- Brief 1:
Quote the rows below word for word, from the first row up to and including the row that contains "period-label: 사업연도(과세기간): [81,221,205,237]".

- Extract to read:
━━━━━━━━━━━━━━━━━━━━━━━━━━━━━━

The earliest appearance of a superstrong filament that can cut through things seems to be Theodore Sturgeon's "molecularly condensed fibre" in "The Incubi of Parallel X," Planet Stories September 1951:
Garth took pity on him — he was obviously about to burst with curiosity. He held up the thread. "Break off a piece for me, Bronze boy."
Bronze took the end of the thread, wrapped it around his fists, and — "Wait!" laughed Garth.
He picked up two heavy pieces of tree branch, unwound the thread from the big unresisting fists, and took a couple of turns of the thread around each piece of wood, leaving about six inches of thread between them. "Now try it," he said. "Grip the wood, not the thread."

━━━━━━━━━━━━━━━━━━━━━━━━━━━━━━

- Given data:
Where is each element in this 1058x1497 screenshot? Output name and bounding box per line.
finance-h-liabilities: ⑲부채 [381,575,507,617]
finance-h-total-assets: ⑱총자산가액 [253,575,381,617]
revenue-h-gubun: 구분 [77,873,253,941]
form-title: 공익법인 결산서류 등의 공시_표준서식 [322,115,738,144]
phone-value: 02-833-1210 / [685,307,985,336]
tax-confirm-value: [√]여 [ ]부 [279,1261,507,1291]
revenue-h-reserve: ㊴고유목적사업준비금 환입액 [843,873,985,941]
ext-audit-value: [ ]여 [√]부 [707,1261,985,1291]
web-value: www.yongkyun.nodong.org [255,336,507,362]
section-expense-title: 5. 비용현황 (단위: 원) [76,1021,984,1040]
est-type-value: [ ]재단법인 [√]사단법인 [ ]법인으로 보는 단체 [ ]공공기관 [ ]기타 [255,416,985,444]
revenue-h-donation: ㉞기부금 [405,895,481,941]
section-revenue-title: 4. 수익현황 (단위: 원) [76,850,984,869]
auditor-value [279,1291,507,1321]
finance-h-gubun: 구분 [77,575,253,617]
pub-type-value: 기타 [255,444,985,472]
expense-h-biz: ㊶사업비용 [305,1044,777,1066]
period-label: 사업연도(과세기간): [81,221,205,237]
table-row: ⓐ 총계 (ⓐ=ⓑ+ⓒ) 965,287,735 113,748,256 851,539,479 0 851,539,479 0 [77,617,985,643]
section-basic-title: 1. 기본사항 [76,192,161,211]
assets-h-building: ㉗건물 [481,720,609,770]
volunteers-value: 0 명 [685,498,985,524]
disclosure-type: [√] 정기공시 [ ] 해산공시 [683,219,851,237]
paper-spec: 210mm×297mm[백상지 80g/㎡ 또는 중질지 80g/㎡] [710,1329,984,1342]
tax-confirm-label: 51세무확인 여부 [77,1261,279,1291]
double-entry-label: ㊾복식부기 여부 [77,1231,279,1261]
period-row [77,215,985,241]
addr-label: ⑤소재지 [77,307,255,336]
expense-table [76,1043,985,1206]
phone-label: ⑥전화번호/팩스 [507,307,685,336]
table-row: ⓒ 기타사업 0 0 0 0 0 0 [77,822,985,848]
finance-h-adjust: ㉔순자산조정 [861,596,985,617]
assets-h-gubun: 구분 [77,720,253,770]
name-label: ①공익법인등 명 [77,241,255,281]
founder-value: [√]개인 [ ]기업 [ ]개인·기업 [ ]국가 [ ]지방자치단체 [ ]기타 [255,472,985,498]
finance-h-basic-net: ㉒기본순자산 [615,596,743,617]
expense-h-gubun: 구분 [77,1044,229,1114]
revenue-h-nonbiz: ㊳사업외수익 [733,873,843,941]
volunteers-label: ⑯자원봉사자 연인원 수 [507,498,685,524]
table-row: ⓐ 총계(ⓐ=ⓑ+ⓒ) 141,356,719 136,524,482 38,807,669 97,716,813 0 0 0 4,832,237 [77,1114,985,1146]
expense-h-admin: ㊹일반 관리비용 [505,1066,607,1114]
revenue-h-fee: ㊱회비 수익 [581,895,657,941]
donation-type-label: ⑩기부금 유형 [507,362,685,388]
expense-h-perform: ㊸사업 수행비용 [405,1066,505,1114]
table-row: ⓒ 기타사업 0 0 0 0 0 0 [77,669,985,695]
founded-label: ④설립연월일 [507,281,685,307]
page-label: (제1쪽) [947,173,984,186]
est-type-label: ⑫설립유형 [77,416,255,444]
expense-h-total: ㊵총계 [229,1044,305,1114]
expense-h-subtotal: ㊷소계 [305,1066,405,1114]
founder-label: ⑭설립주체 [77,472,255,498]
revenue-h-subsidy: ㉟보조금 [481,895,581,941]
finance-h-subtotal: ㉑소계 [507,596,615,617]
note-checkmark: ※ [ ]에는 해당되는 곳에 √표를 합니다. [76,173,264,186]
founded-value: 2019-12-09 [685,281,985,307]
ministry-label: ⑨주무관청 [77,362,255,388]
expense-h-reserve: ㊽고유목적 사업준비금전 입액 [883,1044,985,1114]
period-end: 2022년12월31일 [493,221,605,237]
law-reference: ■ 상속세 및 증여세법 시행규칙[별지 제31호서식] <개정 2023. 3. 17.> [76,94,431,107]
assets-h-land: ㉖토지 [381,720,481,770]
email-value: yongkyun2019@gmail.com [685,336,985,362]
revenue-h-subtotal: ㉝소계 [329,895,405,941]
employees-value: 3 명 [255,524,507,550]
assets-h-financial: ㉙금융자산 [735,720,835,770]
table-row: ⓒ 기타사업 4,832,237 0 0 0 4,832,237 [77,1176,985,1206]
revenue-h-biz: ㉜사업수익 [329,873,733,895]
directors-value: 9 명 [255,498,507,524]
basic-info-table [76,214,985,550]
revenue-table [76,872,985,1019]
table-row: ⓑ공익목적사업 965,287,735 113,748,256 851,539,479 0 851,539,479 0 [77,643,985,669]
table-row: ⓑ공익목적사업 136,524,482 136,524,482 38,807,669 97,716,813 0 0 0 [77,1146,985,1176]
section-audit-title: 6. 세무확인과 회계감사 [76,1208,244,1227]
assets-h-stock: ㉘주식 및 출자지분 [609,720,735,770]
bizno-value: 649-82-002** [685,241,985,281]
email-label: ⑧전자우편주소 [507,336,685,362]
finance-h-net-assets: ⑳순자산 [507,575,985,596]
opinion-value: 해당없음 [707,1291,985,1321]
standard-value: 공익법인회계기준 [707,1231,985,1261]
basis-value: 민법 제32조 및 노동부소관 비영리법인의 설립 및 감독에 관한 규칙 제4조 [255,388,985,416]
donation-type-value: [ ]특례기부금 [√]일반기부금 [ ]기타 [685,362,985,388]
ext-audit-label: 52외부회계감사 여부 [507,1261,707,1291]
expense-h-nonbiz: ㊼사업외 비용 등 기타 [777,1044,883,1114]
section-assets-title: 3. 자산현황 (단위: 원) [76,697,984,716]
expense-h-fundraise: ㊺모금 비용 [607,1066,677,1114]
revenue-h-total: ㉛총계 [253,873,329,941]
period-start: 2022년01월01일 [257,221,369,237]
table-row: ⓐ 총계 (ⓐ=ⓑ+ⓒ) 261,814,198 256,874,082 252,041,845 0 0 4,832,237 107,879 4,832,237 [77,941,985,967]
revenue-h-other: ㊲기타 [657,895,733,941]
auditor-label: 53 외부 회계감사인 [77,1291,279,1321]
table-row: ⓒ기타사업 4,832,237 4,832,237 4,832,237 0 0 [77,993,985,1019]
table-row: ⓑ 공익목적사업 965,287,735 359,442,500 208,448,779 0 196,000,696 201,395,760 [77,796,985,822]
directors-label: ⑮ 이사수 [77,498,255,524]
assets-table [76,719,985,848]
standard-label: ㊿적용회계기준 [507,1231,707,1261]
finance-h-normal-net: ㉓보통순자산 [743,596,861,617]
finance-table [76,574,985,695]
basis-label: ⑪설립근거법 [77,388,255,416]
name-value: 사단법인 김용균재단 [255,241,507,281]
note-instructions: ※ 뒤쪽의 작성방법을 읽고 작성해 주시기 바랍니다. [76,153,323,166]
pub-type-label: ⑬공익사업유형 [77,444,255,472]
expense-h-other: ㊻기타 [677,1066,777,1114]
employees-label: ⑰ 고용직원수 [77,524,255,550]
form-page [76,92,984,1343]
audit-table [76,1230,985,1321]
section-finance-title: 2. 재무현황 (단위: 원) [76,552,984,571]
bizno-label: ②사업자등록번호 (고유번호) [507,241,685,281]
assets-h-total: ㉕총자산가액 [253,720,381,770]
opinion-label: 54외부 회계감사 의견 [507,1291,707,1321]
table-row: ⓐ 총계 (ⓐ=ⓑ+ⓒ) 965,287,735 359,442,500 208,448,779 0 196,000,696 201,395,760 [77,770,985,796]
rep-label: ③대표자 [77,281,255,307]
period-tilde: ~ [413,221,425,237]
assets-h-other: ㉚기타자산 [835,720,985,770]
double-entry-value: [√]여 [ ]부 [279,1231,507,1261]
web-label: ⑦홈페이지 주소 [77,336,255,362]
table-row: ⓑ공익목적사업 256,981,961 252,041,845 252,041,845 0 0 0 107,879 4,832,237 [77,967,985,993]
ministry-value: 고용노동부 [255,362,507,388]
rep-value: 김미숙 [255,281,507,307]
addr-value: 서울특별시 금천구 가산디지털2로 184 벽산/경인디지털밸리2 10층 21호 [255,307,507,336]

━━━━━━━━━━━━━━━━━━━━━━━━━━━━━━

- Brief 2:
Continue the passage about the superstrong filament from the point where it stops.

- Exercise response 1:
Where is each element in this 1058x1497 screenshot? Output name and bounding box per line.
finance-h-liabilities: ⑲부채 [381,575,507,617]
finance-h-total-assets: ⑱총자산가액 [253,575,381,617]
revenue-h-gubun: 구분 [77,873,253,941]
form-title: 공익법인 결산서류 등의 공시_표준서식 [322,115,738,144]
phone-value: 02-833-1210 / [685,307,985,336]
tax-confirm-value: [√]여 [ ]부 [279,1261,507,1291]
revenue-h-reserve: ㊴고유목적사업준비금 환입액 [843,873,985,941]
ext-audit-value: [ ]여 [√]부 [707,1261,985,1291]
web-value: www.yongkyun.nodong.org [255,336,507,362]
section-expense-title: 5. 비용현황 (단위: 원) [76,1021,984,1040]
est-type-value: [ ]재단법인 [√]사단법인 [ ]법인으로 보는 단체 [ ]공공기관 [ ]기타 [255,416,985,444]
revenue-h-donation: ㉞기부금 [405,895,481,941]
section-revenue-title: 4. 수익현황 (단위: 원) [76,850,984,869]
auditor-value [279,1291,507,1321]
finance-h-gubun: 구분 [77,575,253,617]
pub-type-value: 기타 [255,444,985,472]
expense-h-biz: ㊶사업비용 [305,1044,777,1066]
period-label: 사업연도(과세기간): [81,221,205,237]

- Exercise response 2:
Puzzled, Bronze grasped the two pieces of wood and pulled. The thread went taut with a musical twang which rose in pitch as Bronze pulled. A look of utter amazement crossed his broad face. He relaxed, turned the two pieces of wood so that he wound up more thread and had only two inches between them. He set his back against a tree, knotted his jaw, and, with his great hands close to his chest, began to pull. His triceps swelled until the stretched skin shone. His body moved visibly away from the tree that he leaned against as his scapular muscles bunched and crawled.
There was a muffled crackling from his shoulders, and Garth stepped forward in alarm. Then one of the pieces of wood gave. The thread sliced through it like a scythe through a stand of wheat, and Bronze stood gasping, staring foolishly at the cleancut stub of branch in his hand. The thread fell away, unstretched, unbroken.
"I gave you the wood," Garth grinned, "because it would've sliced through your paws."
"What Ffanx stuff is that?" gasped Bronze.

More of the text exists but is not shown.